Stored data
------------
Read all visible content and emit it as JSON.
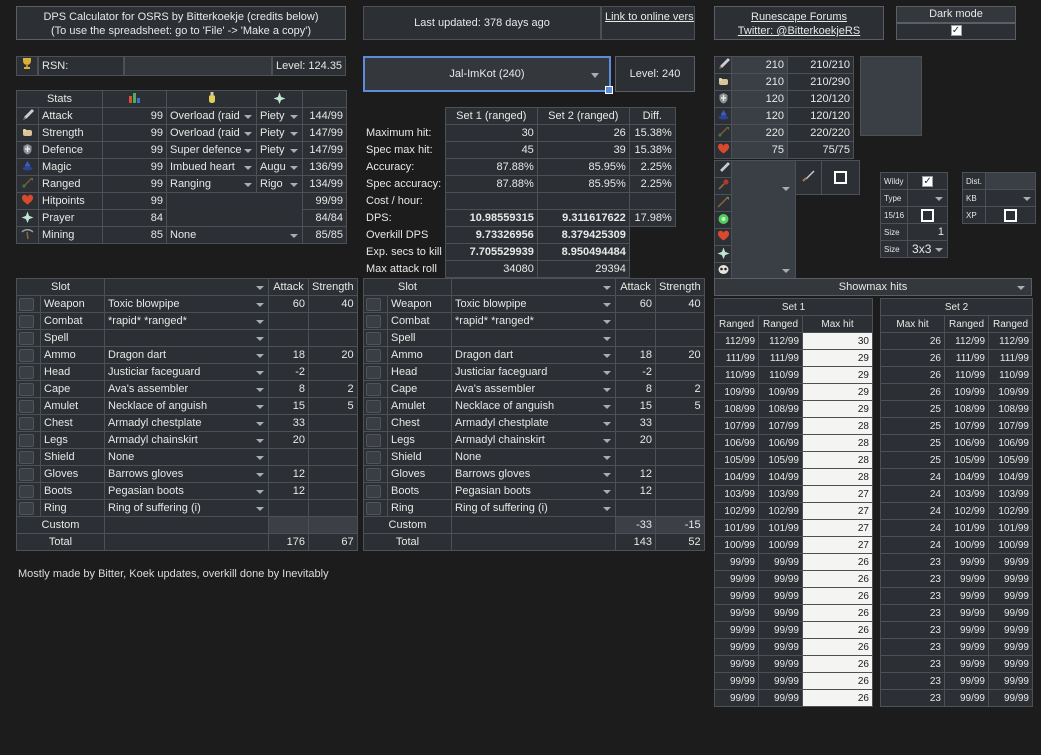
{
  "app": {
    "title_line1": "DPS Calculator for OSRS by Bitterkoekje (credits below)",
    "title_line2": "(To use the spreadsheet:  go to 'File' -> 'Make a copy')",
    "credits": "Mostly made by Bitter, Koek updates, overkill done by Inevitably",
    "last_updated": "Last updated: 378 days ago",
    "online_link": "Link to online version",
    "forums_link": "Runescape Forums",
    "twitter_link": "Twitter: @BitterkoekjeRS",
    "dark_mode_label": "Dark mode",
    "dark_mode_checked": "✓",
    "accent_color": "#5b8ddb"
  },
  "rsn": {
    "icon": "trophy-icon",
    "label": "RSN:",
    "value": "",
    "placeholder": "",
    "level_label": "Level: 124.35"
  },
  "stats": {
    "header": {
      "name": "Stats",
      "level_icon": "barchart-icon",
      "boost_icon": "potion-icon",
      "prayer_icon": "prayer-icon",
      "total": ""
    },
    "rows": [
      {
        "icon": "attack-icon",
        "name": "Attack",
        "level": "99",
        "boost": "Overload (raid",
        "prayer": "Piety",
        "total": "144/99"
      },
      {
        "icon": "strength-icon",
        "name": "Strength",
        "level": "99",
        "boost": "Overload (raid",
        "prayer": "Piety",
        "total": "147/99"
      },
      {
        "icon": "defence-icon",
        "name": "Defence",
        "level": "99",
        "boost": "Super defence",
        "prayer": "Piety",
        "total": "147/99"
      },
      {
        "icon": "magic-icon",
        "name": "Magic",
        "level": "99",
        "boost": "Imbued heart",
        "prayer": "Augu",
        "total": "136/99"
      },
      {
        "icon": "ranged-icon",
        "name": "Ranged",
        "level": "99",
        "boost": "Ranging",
        "prayer": "Rigo",
        "total": "134/99"
      },
      {
        "icon": "hitpoints-icon",
        "name": "Hitpoints",
        "level": "99",
        "boost": "",
        "prayer": "",
        "total": "99/99"
      },
      {
        "icon": "prayer-icon",
        "name": "Prayer",
        "level": "84",
        "boost": "",
        "prayer": "",
        "total": "84/84"
      },
      {
        "icon": "mining-icon",
        "name": "Mining",
        "level": "85",
        "boost": "None",
        "prayer": "",
        "total": "85/85"
      }
    ]
  },
  "npc": {
    "selected": "Jal-ImKot (240)",
    "level_label": "Level: 240"
  },
  "results": {
    "columns": [
      "",
      "Set 1 (ranged)",
      "Set 2 (ranged)",
      "Diff."
    ],
    "rows": [
      {
        "label": "Maximum hit:",
        "set1": "30",
        "set2": "26",
        "diff": "15.38%",
        "bold": false
      },
      {
        "label": "Spec max hit:",
        "set1": "45",
        "set2": "39",
        "diff": "15.38%",
        "bold": false
      },
      {
        "label": "Accuracy:",
        "set1": "87.88%",
        "set2": "85.95%",
        "diff": "2.25%",
        "bold": false
      },
      {
        "label": "Spec accuracy:",
        "set1": "87.88%",
        "set2": "85.95%",
        "diff": "2.25%",
        "bold": false
      },
      {
        "label": "Cost / hour:",
        "set1": "",
        "set2": "",
        "diff": "",
        "bold": false
      },
      {
        "label": "DPS:",
        "set1": "10.98559315",
        "set2": "9.311617622",
        "diff": "17.98%",
        "bold": true
      }
    ],
    "extra_rows": [
      {
        "label": "Overkill DPS",
        "set1": "9.73326956",
        "set2": "8.379425309",
        "bold": true
      },
      {
        "label": "Exp. secs to kill",
        "set1": "7.705529939",
        "set2": "8.950494484",
        "bold": true
      },
      {
        "label": "Max attack roll",
        "set1": "34080",
        "set2": "29394",
        "bold": false
      }
    ]
  },
  "gear": {
    "columns": [
      "Slot",
      "",
      "Attack",
      "Strength"
    ],
    "set1": {
      "rows": [
        {
          "icon": "weapon-icon",
          "slot": "Weapon",
          "item": "Toxic blowpipe",
          "attack": "60",
          "strength": "40"
        },
        {
          "icon": "combat-icon",
          "slot": "Combat",
          "item": "*rapid* *ranged*",
          "attack": "",
          "strength": ""
        },
        {
          "icon": "spell-icon",
          "slot": "Spell",
          "item": "",
          "attack": "",
          "strength": ""
        },
        {
          "icon": "ammo-icon",
          "slot": "Ammo",
          "item": "Dragon dart",
          "attack": "18",
          "strength": "20"
        },
        {
          "icon": "head-icon",
          "slot": "Head",
          "item": "Justiciar faceguard",
          "attack": "-2",
          "strength": ""
        },
        {
          "icon": "cape-icon",
          "slot": "Cape",
          "item": "Ava's assembler",
          "attack": "8",
          "strength": "2"
        },
        {
          "icon": "amulet-icon",
          "slot": "Amulet",
          "item": "Necklace of anguish",
          "attack": "15",
          "strength": "5"
        },
        {
          "icon": "chest-icon",
          "slot": "Chest",
          "item": "Armadyl chestplate",
          "attack": "33",
          "strength": ""
        },
        {
          "icon": "legs-icon",
          "slot": "Legs",
          "item": "Armadyl chainskirt",
          "attack": "20",
          "strength": ""
        },
        {
          "icon": "shield-icon",
          "slot": "Shield",
          "item": "None",
          "attack": "",
          "strength": ""
        },
        {
          "icon": "gloves-icon",
          "slot": "Gloves",
          "item": "Barrows gloves",
          "attack": "12",
          "strength": ""
        },
        {
          "icon": "boots-icon",
          "slot": "Boots",
          "item": "Pegasian boots",
          "attack": "12",
          "strength": ""
        },
        {
          "icon": "ring-icon",
          "slot": "Ring",
          "item": "Ring of suffering (i)",
          "attack": "",
          "strength": ""
        }
      ],
      "custom": {
        "label": "Custom",
        "attack": "",
        "strength": ""
      },
      "total": {
        "label": "Total",
        "attack": "176",
        "strength": "67"
      }
    },
    "set2": {
      "rows": [
        {
          "icon": "weapon-icon",
          "slot": "Weapon",
          "item": "Toxic blowpipe",
          "attack": "60",
          "strength": "40"
        },
        {
          "icon": "combat-icon",
          "slot": "Combat",
          "item": "*rapid* *ranged*",
          "attack": "",
          "strength": ""
        },
        {
          "icon": "spell-icon",
          "slot": "Spell",
          "item": "",
          "attack": "",
          "strength": ""
        },
        {
          "icon": "ammo-icon",
          "slot": "Ammo",
          "item": "Dragon dart",
          "attack": "18",
          "strength": "20"
        },
        {
          "icon": "head-icon",
          "slot": "Head",
          "item": "Justiciar faceguard",
          "attack": "-2",
          "strength": ""
        },
        {
          "icon": "cape-icon",
          "slot": "Cape",
          "item": "Ava's assembler",
          "attack": "8",
          "strength": "2"
        },
        {
          "icon": "amulet-icon",
          "slot": "Amulet",
          "item": "Necklace of anguish",
          "attack": "15",
          "strength": "5"
        },
        {
          "icon": "chest-icon",
          "slot": "Chest",
          "item": "Armadyl chestplate",
          "attack": "33",
          "strength": ""
        },
        {
          "icon": "legs-icon",
          "slot": "Legs",
          "item": "Armadyl chainskirt",
          "attack": "20",
          "strength": ""
        },
        {
          "icon": "shield-icon",
          "slot": "Shield",
          "item": "None",
          "attack": "",
          "strength": ""
        },
        {
          "icon": "gloves-icon",
          "slot": "Gloves",
          "item": "Barrows gloves",
          "attack": "12",
          "strength": ""
        },
        {
          "icon": "boots-icon",
          "slot": "Boots",
          "item": "Pegasian boots",
          "attack": "12",
          "strength": ""
        },
        {
          "icon": "ring-icon",
          "slot": "Ring",
          "item": "Ring of suffering (i)",
          "attack": "",
          "strength": ""
        }
      ],
      "custom": {
        "label": "Custom",
        "attack": "-33",
        "strength": "-15"
      },
      "total": {
        "label": "Total",
        "attack": "143",
        "strength": "52"
      }
    }
  },
  "npc_stats": {
    "rows": [
      {
        "icon": "attack-icon",
        "value": "210",
        "ratio": "210/210"
      },
      {
        "icon": "strength-icon",
        "value": "210",
        "ratio": "210/290"
      },
      {
        "icon": "defence-icon",
        "value": "120",
        "ratio": "120/120"
      },
      {
        "icon": "magic-icon",
        "value": "120",
        "ratio": "120/120"
      },
      {
        "icon": "ranged-icon",
        "value": "220",
        "ratio": "220/220"
      },
      {
        "icon": "hitpoints-icon",
        "value": "75",
        "ratio": "75/75"
      }
    ],
    "secondary_icons": [
      "dagger-icon",
      "mace-icon",
      "arrow-icon",
      "green-orb-icon",
      "hitpoints-icon",
      "prayer-icon",
      "skull-icon"
    ],
    "spec_icon": "spec-weapon-icon",
    "spec_checked": false
  },
  "options": {
    "wildy": {
      "label": "Wildy",
      "value": "✓",
      "type": "checkbox"
    },
    "type": {
      "label": "Type",
      "value": "",
      "type": "dropdown"
    },
    "fifteen_sixteen": {
      "label": "15/16",
      "value": "",
      "type": "checkbox"
    },
    "size_num": {
      "label": "Size",
      "value": "1",
      "type": "number"
    },
    "size_dim": {
      "label": "Size",
      "value": "3x3",
      "type": "dropdown"
    },
    "dist": {
      "label": "Dist.",
      "value": "",
      "type": "text"
    },
    "kb": {
      "label": "KB",
      "value": "",
      "type": "dropdown"
    },
    "xp": {
      "label": "XP",
      "value": "",
      "type": "checkbox"
    }
  },
  "showmax": {
    "title": "Showmax hits",
    "set1_label": "Set 1",
    "set2_label": "Set 2",
    "set1_columns": [
      "Ranged",
      "Ranged",
      "Max hit"
    ],
    "set2_columns": [
      "Max hit",
      "Ranged",
      "Ranged"
    ],
    "rows": [
      {
        "s1a": "112/99",
        "s1b": "112/99",
        "max1": "30",
        "max2": "26",
        "s2a": "112/99",
        "s2b": "112/99"
      },
      {
        "s1a": "111/99",
        "s1b": "111/99",
        "max1": "29",
        "max2": "26",
        "s2a": "111/99",
        "s2b": "111/99"
      },
      {
        "s1a": "110/99",
        "s1b": "110/99",
        "max1": "29",
        "max2": "26",
        "s2a": "110/99",
        "s2b": "110/99"
      },
      {
        "s1a": "109/99",
        "s1b": "109/99",
        "max1": "29",
        "max2": "26",
        "s2a": "109/99",
        "s2b": "109/99"
      },
      {
        "s1a": "108/99",
        "s1b": "108/99",
        "max1": "29",
        "max2": "25",
        "s2a": "108/99",
        "s2b": "108/99"
      },
      {
        "s1a": "107/99",
        "s1b": "107/99",
        "max1": "28",
        "max2": "25",
        "s2a": "107/99",
        "s2b": "107/99"
      },
      {
        "s1a": "106/99",
        "s1b": "106/99",
        "max1": "28",
        "max2": "25",
        "s2a": "106/99",
        "s2b": "106/99"
      },
      {
        "s1a": "105/99",
        "s1b": "105/99",
        "max1": "28",
        "max2": "25",
        "s2a": "105/99",
        "s2b": "105/99"
      },
      {
        "s1a": "104/99",
        "s1b": "104/99",
        "max1": "28",
        "max2": "24",
        "s2a": "104/99",
        "s2b": "104/99"
      },
      {
        "s1a": "103/99",
        "s1b": "103/99",
        "max1": "27",
        "max2": "24",
        "s2a": "103/99",
        "s2b": "103/99"
      },
      {
        "s1a": "102/99",
        "s1b": "102/99",
        "max1": "27",
        "max2": "24",
        "s2a": "102/99",
        "s2b": "102/99"
      },
      {
        "s1a": "101/99",
        "s1b": "101/99",
        "max1": "27",
        "max2": "24",
        "s2a": "101/99",
        "s2b": "101/99"
      },
      {
        "s1a": "100/99",
        "s1b": "100/99",
        "max1": "27",
        "max2": "24",
        "s2a": "100/99",
        "s2b": "100/99"
      },
      {
        "s1a": "99/99",
        "s1b": "99/99",
        "max1": "26",
        "max2": "23",
        "s2a": "99/99",
        "s2b": "99/99"
      },
      {
        "s1a": "99/99",
        "s1b": "99/99",
        "max1": "26",
        "max2": "23",
        "s2a": "99/99",
        "s2b": "99/99"
      },
      {
        "s1a": "99/99",
        "s1b": "99/99",
        "max1": "26",
        "max2": "23",
        "s2a": "99/99",
        "s2b": "99/99"
      },
      {
        "s1a": "99/99",
        "s1b": "99/99",
        "max1": "26",
        "max2": "23",
        "s2a": "99/99",
        "s2b": "99/99"
      },
      {
        "s1a": "99/99",
        "s1b": "99/99",
        "max1": "26",
        "max2": "23",
        "s2a": "99/99",
        "s2b": "99/99"
      },
      {
        "s1a": "99/99",
        "s1b": "99/99",
        "max1": "26",
        "max2": "23",
        "s2a": "99/99",
        "s2b": "99/99"
      },
      {
        "s1a": "99/99",
        "s1b": "99/99",
        "max1": "26",
        "max2": "23",
        "s2a": "99/99",
        "s2b": "99/99"
      },
      {
        "s1a": "99/99",
        "s1b": "99/99",
        "max1": "26",
        "max2": "23",
        "s2a": "99/99",
        "s2b": "99/99"
      },
      {
        "s1a": "99/99",
        "s1b": "99/99",
        "max1": "26",
        "max2": "23",
        "s2a": "99/99",
        "s2b": "99/99"
      }
    ]
  }
}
------------
*Prompt*
Locate each line with the word "ratio" and copy it.

*Solution*
        "ratio": "210/210"
        "ratio": "210/290"
        "ratio": "120/120"
        "ratio": "120/120"
        "ratio": "220/220"
        "ratio": "75/75"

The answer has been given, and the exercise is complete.